[Collected data entries]
__________

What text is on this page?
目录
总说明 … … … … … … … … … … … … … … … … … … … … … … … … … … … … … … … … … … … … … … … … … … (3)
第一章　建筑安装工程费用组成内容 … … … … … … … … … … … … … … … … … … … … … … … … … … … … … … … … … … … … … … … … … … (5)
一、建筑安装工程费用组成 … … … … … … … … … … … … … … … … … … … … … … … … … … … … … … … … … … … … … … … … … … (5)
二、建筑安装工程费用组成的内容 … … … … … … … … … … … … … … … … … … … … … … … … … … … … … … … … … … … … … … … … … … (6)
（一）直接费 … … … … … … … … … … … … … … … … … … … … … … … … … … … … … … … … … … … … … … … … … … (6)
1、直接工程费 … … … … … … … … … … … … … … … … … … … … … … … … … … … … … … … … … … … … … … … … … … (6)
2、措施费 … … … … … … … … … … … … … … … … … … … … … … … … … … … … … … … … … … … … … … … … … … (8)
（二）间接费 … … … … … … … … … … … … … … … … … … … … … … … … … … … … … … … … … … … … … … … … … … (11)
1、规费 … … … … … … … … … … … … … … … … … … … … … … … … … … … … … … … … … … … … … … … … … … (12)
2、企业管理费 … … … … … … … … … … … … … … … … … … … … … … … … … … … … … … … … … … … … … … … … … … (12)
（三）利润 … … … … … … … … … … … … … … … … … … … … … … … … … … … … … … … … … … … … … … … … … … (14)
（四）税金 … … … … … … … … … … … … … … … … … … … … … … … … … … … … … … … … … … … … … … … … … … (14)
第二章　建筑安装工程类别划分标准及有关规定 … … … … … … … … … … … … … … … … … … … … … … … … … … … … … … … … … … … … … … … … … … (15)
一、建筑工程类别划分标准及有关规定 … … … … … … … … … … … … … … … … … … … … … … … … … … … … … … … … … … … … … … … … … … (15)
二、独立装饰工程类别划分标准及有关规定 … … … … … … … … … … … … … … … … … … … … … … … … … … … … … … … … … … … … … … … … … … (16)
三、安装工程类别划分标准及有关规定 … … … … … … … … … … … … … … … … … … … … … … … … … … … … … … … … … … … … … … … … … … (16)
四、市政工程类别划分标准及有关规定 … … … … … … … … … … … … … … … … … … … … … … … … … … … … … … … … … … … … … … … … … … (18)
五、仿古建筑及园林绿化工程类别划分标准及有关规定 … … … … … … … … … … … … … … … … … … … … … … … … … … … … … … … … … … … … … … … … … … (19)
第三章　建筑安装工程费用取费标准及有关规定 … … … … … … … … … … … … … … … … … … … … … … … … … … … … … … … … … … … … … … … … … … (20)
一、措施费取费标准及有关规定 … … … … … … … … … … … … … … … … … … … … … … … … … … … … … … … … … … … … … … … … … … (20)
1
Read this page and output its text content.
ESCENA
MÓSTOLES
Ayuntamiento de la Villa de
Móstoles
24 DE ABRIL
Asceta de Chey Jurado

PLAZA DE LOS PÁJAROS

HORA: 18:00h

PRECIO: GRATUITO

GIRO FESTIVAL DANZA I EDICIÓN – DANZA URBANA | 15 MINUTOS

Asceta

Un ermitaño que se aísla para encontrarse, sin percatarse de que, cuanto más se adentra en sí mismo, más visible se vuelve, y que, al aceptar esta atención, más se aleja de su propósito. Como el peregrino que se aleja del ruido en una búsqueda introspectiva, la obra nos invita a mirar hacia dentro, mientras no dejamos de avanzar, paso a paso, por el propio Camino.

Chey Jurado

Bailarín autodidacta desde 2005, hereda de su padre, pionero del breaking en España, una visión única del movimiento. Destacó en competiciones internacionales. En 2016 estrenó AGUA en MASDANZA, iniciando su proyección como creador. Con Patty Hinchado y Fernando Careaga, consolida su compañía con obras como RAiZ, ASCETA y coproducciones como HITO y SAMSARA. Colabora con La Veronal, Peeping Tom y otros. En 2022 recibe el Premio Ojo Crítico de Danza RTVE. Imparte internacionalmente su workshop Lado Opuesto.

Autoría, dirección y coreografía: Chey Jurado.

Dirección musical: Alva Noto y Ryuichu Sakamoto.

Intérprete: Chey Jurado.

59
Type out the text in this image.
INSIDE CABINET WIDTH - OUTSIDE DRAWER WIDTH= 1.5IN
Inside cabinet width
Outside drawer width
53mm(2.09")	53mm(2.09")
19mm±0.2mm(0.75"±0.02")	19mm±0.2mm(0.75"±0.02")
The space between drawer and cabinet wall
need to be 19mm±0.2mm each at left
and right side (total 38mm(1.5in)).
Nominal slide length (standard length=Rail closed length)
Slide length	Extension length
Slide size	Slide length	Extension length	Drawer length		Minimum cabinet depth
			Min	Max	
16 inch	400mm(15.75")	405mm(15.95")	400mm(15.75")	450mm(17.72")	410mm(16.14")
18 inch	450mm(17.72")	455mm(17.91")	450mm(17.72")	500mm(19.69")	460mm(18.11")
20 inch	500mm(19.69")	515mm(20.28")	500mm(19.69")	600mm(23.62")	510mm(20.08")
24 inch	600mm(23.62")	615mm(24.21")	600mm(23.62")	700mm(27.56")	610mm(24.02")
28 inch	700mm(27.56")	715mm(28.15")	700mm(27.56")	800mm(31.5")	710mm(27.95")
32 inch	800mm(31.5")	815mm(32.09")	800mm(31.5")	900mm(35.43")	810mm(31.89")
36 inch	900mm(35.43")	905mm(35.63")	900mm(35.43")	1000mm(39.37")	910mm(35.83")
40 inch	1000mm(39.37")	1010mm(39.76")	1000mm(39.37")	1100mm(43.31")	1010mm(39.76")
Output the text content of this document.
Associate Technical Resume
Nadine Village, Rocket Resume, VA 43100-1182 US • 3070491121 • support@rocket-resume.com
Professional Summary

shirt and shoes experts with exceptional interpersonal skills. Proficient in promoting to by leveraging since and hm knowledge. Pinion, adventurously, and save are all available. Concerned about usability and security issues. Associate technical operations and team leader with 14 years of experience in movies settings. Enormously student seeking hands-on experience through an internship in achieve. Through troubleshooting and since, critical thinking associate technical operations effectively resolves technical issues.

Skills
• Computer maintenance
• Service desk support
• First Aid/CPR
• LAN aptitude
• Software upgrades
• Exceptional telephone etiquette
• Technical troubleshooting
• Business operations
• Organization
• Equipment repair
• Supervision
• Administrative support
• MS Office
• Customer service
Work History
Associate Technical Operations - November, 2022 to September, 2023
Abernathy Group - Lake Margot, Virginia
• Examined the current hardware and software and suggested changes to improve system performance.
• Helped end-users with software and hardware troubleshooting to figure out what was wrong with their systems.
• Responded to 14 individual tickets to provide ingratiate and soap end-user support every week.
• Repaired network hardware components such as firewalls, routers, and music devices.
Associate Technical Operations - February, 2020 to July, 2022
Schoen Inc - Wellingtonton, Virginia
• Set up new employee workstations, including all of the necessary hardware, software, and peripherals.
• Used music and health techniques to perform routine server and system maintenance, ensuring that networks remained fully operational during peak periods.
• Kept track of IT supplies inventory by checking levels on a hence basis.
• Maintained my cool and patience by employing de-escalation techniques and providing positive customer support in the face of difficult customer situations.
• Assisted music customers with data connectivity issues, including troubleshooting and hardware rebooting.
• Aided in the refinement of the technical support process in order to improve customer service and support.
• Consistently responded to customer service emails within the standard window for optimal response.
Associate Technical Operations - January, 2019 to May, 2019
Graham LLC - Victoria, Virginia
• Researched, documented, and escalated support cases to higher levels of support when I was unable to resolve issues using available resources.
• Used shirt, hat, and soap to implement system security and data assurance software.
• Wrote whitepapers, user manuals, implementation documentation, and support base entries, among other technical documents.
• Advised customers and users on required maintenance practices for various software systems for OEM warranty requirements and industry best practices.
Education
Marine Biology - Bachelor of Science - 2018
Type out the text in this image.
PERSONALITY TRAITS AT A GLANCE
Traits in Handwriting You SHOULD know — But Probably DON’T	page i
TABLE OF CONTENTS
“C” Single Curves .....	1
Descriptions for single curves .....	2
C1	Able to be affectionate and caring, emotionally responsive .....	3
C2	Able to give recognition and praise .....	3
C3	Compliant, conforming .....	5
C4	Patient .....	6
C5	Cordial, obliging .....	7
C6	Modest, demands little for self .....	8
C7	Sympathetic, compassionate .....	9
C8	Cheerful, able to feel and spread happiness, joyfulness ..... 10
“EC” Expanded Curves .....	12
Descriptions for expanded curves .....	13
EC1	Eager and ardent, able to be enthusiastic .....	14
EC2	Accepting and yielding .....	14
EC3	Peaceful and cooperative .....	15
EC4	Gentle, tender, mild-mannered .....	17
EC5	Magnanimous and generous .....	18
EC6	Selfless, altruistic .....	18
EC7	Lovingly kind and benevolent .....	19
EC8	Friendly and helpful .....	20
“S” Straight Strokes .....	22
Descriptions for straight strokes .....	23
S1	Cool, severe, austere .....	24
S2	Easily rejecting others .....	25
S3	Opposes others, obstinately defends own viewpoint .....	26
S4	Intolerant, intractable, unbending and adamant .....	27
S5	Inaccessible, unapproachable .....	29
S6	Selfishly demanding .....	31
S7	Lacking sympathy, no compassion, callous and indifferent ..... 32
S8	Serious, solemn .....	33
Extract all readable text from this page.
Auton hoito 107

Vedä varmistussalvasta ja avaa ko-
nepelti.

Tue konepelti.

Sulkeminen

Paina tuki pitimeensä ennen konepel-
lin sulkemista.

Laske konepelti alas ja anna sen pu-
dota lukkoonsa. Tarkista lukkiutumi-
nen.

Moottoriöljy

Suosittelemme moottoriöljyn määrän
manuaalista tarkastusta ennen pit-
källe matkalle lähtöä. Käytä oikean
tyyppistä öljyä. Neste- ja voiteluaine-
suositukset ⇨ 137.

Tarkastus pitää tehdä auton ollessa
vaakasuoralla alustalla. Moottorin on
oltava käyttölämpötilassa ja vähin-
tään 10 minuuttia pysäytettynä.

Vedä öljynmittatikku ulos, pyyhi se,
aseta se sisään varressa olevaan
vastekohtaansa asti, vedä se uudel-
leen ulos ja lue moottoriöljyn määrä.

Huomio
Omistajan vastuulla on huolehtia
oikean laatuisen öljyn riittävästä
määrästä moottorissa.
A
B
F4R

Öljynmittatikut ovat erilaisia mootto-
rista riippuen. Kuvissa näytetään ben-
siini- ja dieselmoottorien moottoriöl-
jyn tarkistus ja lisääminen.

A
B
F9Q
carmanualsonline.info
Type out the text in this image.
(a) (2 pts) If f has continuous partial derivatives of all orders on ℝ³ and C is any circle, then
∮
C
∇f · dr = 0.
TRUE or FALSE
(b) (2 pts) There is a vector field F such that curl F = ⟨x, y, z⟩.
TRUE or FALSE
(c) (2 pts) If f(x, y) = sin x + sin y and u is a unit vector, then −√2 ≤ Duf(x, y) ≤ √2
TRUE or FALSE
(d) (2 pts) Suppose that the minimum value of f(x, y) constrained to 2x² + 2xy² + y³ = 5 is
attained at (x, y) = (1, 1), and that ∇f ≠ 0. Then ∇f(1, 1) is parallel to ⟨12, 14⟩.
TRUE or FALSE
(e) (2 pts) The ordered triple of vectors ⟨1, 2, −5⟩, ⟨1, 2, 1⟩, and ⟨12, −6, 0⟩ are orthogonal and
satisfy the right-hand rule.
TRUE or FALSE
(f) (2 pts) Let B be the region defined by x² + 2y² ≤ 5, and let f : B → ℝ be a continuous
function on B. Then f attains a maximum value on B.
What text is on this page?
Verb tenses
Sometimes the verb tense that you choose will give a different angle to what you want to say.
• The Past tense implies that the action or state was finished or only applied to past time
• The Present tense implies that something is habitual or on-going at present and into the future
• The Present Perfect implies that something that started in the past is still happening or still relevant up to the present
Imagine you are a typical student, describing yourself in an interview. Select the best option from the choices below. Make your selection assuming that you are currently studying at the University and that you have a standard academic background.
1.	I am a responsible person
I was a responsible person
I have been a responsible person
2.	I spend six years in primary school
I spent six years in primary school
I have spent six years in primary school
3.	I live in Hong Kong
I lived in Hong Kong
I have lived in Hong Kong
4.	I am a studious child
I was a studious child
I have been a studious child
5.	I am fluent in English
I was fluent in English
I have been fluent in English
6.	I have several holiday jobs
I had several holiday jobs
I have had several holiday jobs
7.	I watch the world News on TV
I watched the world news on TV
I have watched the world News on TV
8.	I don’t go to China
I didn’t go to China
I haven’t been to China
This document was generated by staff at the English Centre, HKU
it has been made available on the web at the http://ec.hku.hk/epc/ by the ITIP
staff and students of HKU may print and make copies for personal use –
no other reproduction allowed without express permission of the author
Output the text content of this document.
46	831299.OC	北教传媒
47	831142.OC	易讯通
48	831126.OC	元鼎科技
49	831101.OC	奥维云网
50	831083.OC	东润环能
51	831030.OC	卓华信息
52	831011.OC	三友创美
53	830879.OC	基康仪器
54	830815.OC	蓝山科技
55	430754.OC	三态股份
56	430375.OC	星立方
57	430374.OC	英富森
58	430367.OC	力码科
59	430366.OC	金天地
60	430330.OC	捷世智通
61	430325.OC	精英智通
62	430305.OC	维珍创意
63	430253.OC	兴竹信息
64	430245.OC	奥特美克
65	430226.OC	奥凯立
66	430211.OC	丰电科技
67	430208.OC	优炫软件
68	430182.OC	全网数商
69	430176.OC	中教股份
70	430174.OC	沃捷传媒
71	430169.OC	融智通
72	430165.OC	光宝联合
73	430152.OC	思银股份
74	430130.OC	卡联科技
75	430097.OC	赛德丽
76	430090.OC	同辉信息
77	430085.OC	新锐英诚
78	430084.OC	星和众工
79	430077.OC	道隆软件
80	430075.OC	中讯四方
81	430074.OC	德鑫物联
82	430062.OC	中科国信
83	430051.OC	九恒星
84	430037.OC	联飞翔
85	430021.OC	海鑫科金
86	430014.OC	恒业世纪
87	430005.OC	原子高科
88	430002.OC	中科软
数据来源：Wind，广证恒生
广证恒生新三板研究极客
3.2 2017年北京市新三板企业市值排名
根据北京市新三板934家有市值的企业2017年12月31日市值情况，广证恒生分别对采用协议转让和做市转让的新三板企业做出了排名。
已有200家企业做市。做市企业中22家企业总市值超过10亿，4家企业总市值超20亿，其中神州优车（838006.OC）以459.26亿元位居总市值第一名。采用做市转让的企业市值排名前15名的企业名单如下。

__________

What you have to do | Your answer should be a single number: the count of lines in the entries that contain the word "length".

Exercise answer | 3